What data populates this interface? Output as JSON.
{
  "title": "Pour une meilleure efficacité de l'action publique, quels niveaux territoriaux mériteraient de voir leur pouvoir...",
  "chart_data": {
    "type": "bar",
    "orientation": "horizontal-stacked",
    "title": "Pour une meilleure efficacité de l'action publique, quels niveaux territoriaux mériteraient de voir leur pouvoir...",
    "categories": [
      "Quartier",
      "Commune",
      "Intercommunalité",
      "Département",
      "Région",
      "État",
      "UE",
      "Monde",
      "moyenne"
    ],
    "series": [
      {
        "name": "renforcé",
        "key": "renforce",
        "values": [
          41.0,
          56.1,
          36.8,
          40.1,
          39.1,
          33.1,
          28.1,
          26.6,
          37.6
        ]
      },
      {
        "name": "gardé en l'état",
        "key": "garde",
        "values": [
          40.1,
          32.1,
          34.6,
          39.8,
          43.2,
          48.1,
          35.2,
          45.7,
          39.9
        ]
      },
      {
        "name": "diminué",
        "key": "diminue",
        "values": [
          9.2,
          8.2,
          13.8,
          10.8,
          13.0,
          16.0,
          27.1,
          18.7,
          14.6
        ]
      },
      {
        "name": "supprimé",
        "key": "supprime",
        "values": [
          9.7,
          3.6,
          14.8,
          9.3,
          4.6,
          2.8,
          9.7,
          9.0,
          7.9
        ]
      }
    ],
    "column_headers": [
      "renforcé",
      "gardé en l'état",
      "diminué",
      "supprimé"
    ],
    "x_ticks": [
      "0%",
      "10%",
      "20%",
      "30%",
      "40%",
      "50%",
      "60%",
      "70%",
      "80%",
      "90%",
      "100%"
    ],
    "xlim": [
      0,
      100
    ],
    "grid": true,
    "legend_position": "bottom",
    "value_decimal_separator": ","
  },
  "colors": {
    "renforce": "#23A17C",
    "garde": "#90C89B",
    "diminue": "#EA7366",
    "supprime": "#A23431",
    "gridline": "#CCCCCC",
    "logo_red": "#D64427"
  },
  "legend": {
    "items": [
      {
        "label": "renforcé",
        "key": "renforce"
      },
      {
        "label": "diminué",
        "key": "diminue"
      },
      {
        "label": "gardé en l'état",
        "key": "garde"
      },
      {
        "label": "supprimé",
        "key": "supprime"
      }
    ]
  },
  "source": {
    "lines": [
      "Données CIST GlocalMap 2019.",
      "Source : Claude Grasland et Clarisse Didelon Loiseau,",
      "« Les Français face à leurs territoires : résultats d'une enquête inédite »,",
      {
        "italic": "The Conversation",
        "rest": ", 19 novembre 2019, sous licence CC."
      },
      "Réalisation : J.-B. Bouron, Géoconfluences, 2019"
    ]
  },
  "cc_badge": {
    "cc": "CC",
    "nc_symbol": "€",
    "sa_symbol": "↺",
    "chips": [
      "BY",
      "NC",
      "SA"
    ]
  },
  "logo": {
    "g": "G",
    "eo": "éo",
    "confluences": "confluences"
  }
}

--

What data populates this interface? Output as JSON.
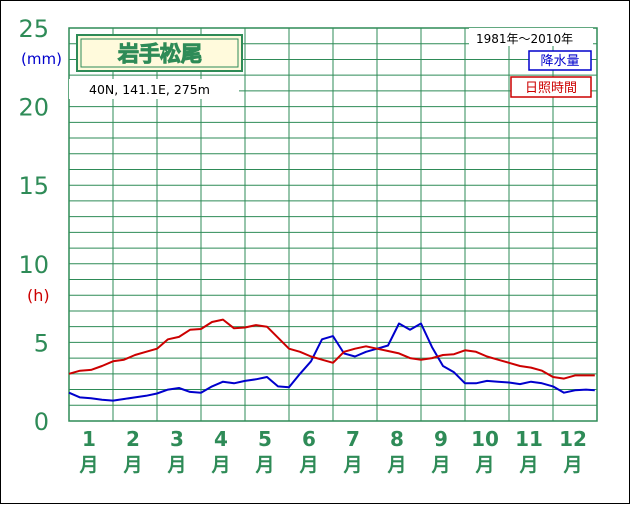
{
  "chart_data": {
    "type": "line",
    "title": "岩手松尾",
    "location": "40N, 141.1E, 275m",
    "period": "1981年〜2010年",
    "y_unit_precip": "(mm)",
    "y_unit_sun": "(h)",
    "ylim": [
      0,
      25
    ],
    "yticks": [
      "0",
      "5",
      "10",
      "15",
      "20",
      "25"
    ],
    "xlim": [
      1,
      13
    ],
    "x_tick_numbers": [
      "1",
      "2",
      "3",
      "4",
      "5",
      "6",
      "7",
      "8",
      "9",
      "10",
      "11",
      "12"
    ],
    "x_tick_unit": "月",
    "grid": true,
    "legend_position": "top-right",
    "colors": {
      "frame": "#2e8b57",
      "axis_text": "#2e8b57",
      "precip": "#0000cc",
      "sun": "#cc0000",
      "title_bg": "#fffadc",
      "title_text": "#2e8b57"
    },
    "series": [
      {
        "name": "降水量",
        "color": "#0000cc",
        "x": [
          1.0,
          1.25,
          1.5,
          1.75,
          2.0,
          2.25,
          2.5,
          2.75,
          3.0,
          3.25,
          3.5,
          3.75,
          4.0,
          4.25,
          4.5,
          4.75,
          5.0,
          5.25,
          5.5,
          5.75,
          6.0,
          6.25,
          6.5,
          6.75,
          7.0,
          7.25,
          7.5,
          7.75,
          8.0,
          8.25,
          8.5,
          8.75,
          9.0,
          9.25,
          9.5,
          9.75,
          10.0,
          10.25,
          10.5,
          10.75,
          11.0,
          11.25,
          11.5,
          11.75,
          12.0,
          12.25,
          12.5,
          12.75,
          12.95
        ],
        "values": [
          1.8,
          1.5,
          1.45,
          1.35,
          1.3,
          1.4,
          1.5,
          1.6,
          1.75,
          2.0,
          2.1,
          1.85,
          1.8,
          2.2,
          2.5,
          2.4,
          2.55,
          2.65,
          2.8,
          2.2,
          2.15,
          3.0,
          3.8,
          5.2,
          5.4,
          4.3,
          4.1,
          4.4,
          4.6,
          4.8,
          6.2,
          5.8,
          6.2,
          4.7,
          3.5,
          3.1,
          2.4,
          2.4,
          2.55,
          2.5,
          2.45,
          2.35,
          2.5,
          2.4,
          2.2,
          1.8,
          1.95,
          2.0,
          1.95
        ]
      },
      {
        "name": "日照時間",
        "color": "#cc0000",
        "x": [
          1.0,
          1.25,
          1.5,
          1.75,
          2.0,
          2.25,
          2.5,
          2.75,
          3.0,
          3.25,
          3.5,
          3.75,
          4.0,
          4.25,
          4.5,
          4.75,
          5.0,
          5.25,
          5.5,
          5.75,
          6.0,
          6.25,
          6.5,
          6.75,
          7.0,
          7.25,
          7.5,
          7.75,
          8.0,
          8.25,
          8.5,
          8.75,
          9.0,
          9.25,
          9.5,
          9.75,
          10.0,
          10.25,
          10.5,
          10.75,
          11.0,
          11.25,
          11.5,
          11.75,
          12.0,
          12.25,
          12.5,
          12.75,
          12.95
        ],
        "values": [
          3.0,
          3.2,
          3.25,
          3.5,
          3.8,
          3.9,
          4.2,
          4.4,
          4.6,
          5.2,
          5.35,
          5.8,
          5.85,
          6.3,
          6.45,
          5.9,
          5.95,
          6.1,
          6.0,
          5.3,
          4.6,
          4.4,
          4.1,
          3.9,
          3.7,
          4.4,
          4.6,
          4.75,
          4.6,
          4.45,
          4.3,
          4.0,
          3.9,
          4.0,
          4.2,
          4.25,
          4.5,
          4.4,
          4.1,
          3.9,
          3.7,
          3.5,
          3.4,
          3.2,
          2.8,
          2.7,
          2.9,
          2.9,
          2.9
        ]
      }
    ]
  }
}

• **Exercise goal**
Look through the entries above and count each line holding "label"; report the count alone.

• **Problem solution**
4